[OBJECTIVE]
Copy out every line containing the word "multiple".

[DATA SHOWN]
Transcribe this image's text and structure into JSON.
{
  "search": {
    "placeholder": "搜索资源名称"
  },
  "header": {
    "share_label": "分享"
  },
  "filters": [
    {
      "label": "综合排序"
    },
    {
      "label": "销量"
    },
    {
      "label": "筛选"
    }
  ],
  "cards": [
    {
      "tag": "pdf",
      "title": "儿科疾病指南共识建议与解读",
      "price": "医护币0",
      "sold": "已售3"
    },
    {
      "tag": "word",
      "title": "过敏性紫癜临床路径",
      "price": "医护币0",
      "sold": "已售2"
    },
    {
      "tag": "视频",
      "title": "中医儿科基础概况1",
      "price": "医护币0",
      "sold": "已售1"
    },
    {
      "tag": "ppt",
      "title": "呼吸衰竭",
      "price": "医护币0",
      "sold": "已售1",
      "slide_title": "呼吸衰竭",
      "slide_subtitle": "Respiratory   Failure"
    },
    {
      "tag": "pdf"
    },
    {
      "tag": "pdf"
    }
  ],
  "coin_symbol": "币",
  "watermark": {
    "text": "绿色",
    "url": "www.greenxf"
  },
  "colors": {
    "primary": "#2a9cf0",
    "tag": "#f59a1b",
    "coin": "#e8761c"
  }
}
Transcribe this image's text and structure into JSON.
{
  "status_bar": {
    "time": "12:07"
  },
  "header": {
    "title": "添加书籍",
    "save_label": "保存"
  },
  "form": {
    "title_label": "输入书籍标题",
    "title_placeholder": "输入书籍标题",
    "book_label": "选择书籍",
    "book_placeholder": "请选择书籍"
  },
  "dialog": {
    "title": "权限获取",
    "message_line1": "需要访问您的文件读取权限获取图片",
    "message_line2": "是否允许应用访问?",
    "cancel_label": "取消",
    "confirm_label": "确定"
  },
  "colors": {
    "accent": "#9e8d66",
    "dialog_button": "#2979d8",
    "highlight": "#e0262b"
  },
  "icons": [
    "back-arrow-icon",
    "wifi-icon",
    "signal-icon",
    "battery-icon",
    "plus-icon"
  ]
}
...
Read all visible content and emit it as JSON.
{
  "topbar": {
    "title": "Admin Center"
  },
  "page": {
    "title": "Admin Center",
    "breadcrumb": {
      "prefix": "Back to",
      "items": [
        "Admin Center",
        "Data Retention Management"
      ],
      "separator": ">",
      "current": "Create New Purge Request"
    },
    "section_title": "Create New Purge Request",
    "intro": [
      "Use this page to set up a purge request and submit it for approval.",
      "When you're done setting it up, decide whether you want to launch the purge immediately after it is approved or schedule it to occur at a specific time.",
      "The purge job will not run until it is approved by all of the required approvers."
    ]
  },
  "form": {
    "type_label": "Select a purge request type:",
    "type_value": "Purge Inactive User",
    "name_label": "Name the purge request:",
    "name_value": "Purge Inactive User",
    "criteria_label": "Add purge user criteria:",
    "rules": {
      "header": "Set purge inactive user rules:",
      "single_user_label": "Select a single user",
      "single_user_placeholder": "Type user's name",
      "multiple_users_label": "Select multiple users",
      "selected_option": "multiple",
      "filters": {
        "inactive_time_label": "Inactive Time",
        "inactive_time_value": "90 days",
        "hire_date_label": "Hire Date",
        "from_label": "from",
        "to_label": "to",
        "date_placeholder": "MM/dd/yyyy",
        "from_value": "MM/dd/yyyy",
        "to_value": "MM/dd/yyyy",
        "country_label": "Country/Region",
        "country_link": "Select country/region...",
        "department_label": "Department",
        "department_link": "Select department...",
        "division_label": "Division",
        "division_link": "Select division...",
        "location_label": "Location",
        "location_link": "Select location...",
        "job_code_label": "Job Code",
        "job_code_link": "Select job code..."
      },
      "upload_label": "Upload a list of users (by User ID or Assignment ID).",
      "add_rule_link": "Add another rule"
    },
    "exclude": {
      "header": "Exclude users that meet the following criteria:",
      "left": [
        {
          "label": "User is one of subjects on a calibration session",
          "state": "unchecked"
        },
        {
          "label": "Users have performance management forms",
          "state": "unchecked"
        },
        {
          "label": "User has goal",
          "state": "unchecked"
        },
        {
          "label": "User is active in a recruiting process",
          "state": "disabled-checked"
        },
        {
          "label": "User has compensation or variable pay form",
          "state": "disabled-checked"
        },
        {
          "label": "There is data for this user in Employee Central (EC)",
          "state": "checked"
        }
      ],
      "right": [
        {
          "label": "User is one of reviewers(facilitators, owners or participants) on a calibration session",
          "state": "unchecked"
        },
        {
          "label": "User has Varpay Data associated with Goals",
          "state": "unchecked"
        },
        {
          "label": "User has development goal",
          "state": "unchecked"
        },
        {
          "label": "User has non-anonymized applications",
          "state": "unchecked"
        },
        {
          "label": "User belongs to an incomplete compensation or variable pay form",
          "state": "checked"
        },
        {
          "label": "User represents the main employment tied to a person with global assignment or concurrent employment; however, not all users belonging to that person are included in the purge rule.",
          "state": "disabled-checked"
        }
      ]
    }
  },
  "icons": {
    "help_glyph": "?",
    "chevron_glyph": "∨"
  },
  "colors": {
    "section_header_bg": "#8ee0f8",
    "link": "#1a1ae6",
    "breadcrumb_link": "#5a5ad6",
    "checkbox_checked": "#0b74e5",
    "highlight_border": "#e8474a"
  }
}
* * *
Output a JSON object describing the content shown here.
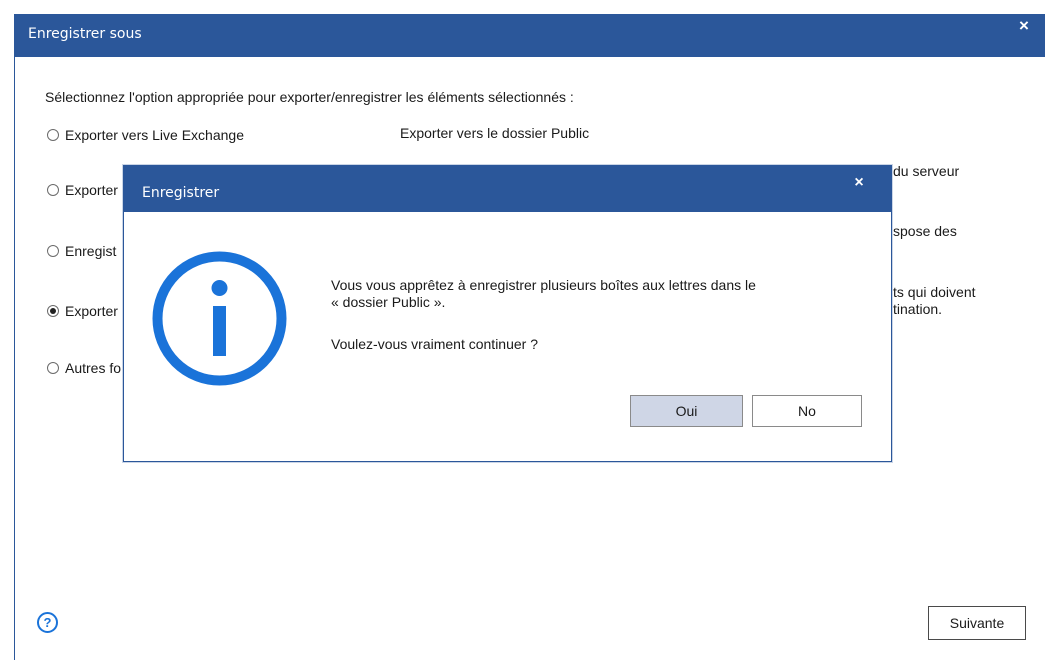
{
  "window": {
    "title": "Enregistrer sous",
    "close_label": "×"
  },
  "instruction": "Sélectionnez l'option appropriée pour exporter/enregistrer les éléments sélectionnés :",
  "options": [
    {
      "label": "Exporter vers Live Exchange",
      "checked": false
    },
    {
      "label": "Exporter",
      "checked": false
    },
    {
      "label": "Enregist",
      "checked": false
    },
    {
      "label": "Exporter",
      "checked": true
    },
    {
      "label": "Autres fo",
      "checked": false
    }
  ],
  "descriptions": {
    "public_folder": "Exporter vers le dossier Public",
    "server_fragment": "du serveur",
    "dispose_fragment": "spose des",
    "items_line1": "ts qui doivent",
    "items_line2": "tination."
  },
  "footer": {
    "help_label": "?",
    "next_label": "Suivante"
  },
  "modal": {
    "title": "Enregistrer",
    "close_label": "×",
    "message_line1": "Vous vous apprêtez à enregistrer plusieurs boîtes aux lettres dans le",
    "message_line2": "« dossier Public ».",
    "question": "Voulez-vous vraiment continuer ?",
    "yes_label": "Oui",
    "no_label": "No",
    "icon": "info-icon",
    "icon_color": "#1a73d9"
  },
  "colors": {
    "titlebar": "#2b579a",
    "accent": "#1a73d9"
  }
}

[ANSWER IN FULL]
      "multiple_users_label": "Select multiple users",
      "selected_option": "multiple",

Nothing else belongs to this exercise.